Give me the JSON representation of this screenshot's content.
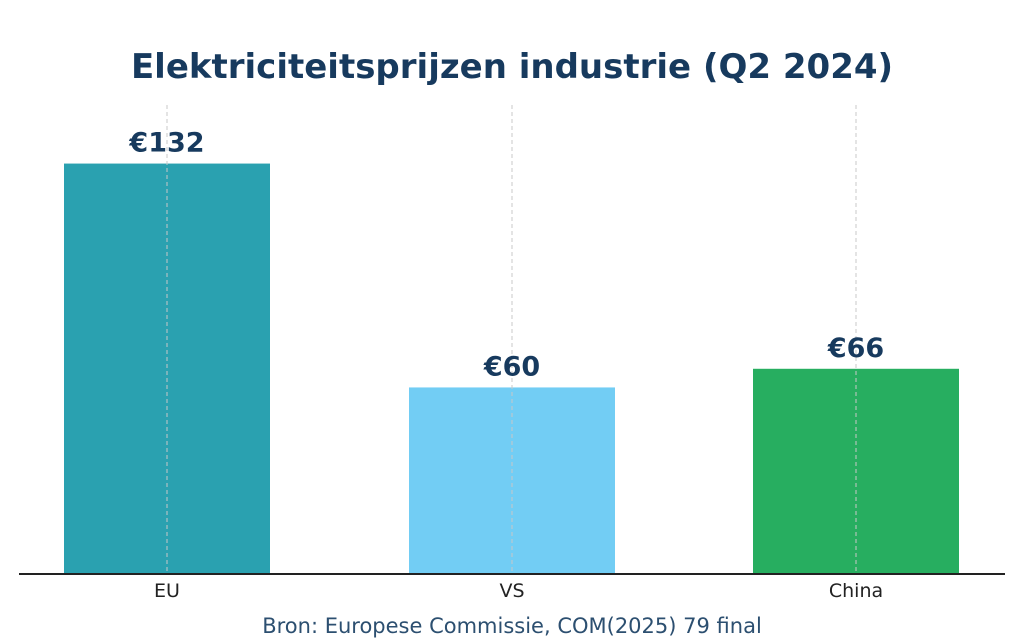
{
  "chart_data": {
    "type": "bar",
    "title": "Elektriciteitsprijzen industrie (Q2 2024)",
    "categories": [
      "EU",
      "VS",
      "China"
    ],
    "values": [
      132,
      60,
      66
    ],
    "data_labels": [
      "€132",
      "€60",
      "€66"
    ],
    "colors": [
      "#2aa1b0",
      "#72cdf4",
      "#27ae60"
    ],
    "xlabel": "",
    "ylabel": "",
    "ylim": [
      0,
      151.8
    ],
    "grid": "vertical dashed",
    "source": "Bron: Europese Commissie, COM(2025) 79 final",
    "title_color": "#173a5e"
  }
}
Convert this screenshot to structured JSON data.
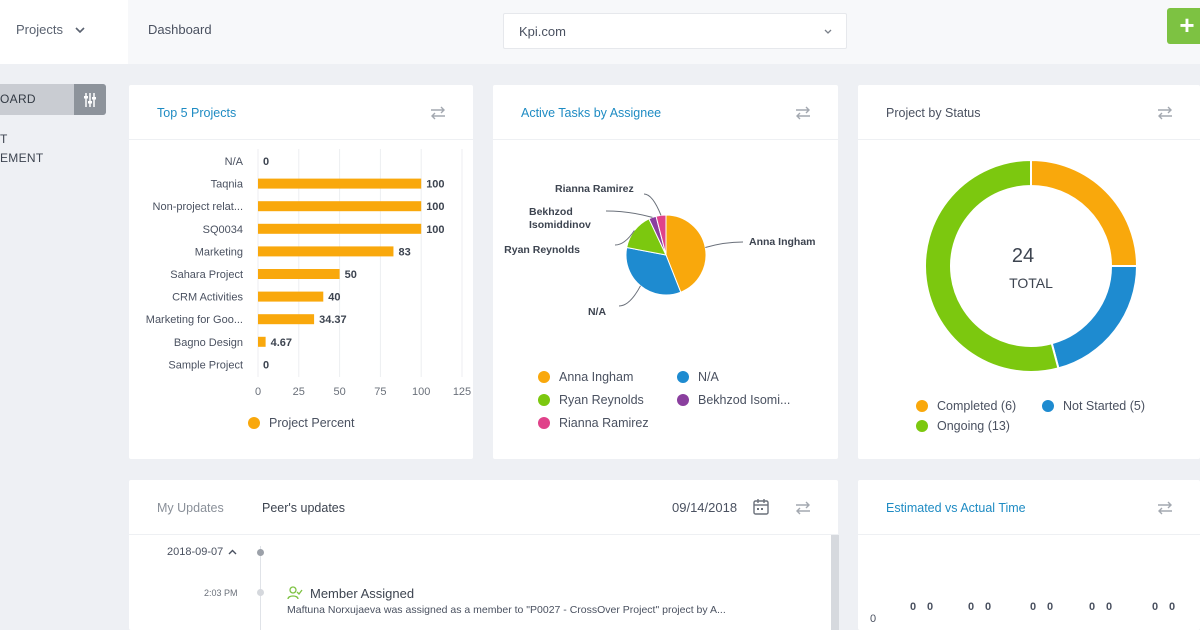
{
  "header": {
    "project_select": "Projects",
    "breadcrumb": "Dashboard",
    "site_select": "Kpi.com",
    "add_label": "+"
  },
  "sidebar": {
    "dashboard_label": "OARD",
    "items": [
      "T",
      "EMENT"
    ]
  },
  "cards": {
    "top5": {
      "title": "Top 5 Projects",
      "legend": "Project Percent"
    },
    "assignee": {
      "title": "Active Tasks by Assignee"
    },
    "status": {
      "title": "Project by Status",
      "total_value": "24",
      "total_label": "TOTAL"
    },
    "updates": {
      "tab_my": "My Updates",
      "tab_peer": "Peer's updates",
      "date": "09/14/2018"
    },
    "estimated": {
      "title": "Estimated vs Actual Time"
    }
  },
  "updates_feed": {
    "day": "2018-09-07",
    "entry_time": "2:03 PM",
    "entry_title": "Member Assigned",
    "entry_text": "Maftuna Norxujaeva was assigned as a member to \"P0027 - CrossOver Project\" project by A..."
  },
  "colors": {
    "orange": "#f9a80c",
    "blue": "#1e8bd0",
    "green": "#7cc80f",
    "purple": "#8a3f9e",
    "pink": "#e0428a",
    "accent": "#1e8bc3",
    "add_button": "#7dc242"
  },
  "chart_data": [
    {
      "type": "bar",
      "orientation": "horizontal",
      "title": "Top 5 Projects",
      "categories": [
        "N/A",
        "Taqnia",
        "Non-project relat...",
        "SQ0034",
        "Marketing",
        "Sahara Project",
        "CRM Activities",
        "Marketing for Goo...",
        "Bagno Design",
        "Sample Project"
      ],
      "values": [
        0,
        100,
        100,
        100,
        83,
        50,
        40,
        34.37,
        4.67,
        0
      ],
      "value_labels": [
        "0",
        "100",
        "100",
        "100",
        "83",
        "50",
        "40",
        "34.37",
        "4.67",
        "0"
      ],
      "series": [
        {
          "name": "Project Percent"
        }
      ],
      "xlim": [
        0,
        125
      ],
      "xticks": [
        "0",
        "25",
        "50",
        "75",
        "100",
        "125"
      ],
      "grid": true,
      "legend": "bottom"
    },
    {
      "type": "pie",
      "title": "Active Tasks by Assignee",
      "slices": [
        {
          "label": "Anna Ingham",
          "value": 44,
          "color": "#f9a80c"
        },
        {
          "label": "N/A",
          "value": 34,
          "color": "#1e8bd0"
        },
        {
          "label": "Ryan Reynolds",
          "value": 15,
          "color": "#7cc80f"
        },
        {
          "label": "Bekhzod Isomiddinov",
          "value": 3,
          "color": "#8a3f9e"
        },
        {
          "label": "Rianna Ramirez",
          "value": 4,
          "color": "#e0428a"
        }
      ],
      "callout_labels": [
        "Anna Ingham",
        "N/A",
        "Ryan Reynolds",
        "Bekhzod",
        "Isomiddinov",
        "Rianna Ramirez"
      ],
      "legend_labels": [
        "Anna Ingham",
        "N/A",
        "Ryan Reynolds",
        "Bekhzod Isomi...",
        "Rianna Ramirez"
      ],
      "legend": "bottom"
    },
    {
      "type": "pie",
      "style": "donut",
      "title": "Project by Status",
      "total": 24,
      "slices": [
        {
          "label": "Completed (6)",
          "value": 6,
          "color": "#f9a80c"
        },
        {
          "label": "Not Started (5)",
          "value": 5,
          "color": "#1e8bd0"
        },
        {
          "label": "Ongoing (13)",
          "value": 13,
          "color": "#7cc80f"
        }
      ],
      "legend": "bottom"
    },
    {
      "type": "bar",
      "title": "Estimated vs Actual Time",
      "values": [
        0,
        0,
        0,
        0,
        0,
        0,
        0,
        0,
        0,
        0,
        0,
        0
      ],
      "value_labels": [
        "0",
        "0",
        "0",
        "0",
        "0",
        "0",
        "0",
        "0",
        "0",
        "0",
        "0",
        "0"
      ],
      "yticks": [
        "0"
      ]
    }
  ]
}
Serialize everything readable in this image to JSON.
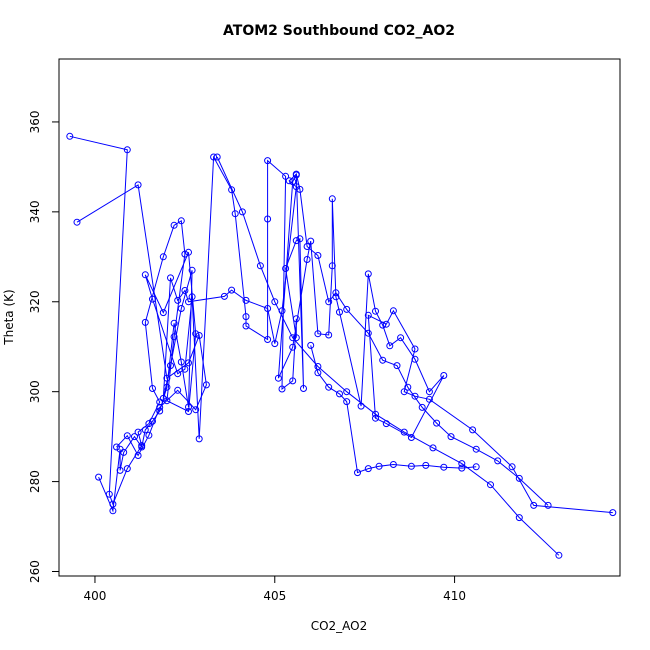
○ ○ ○ ○ ○ ○ ○
Give only the number of lines that include the word "Isomiddinov".

◆ **Right answer**: 2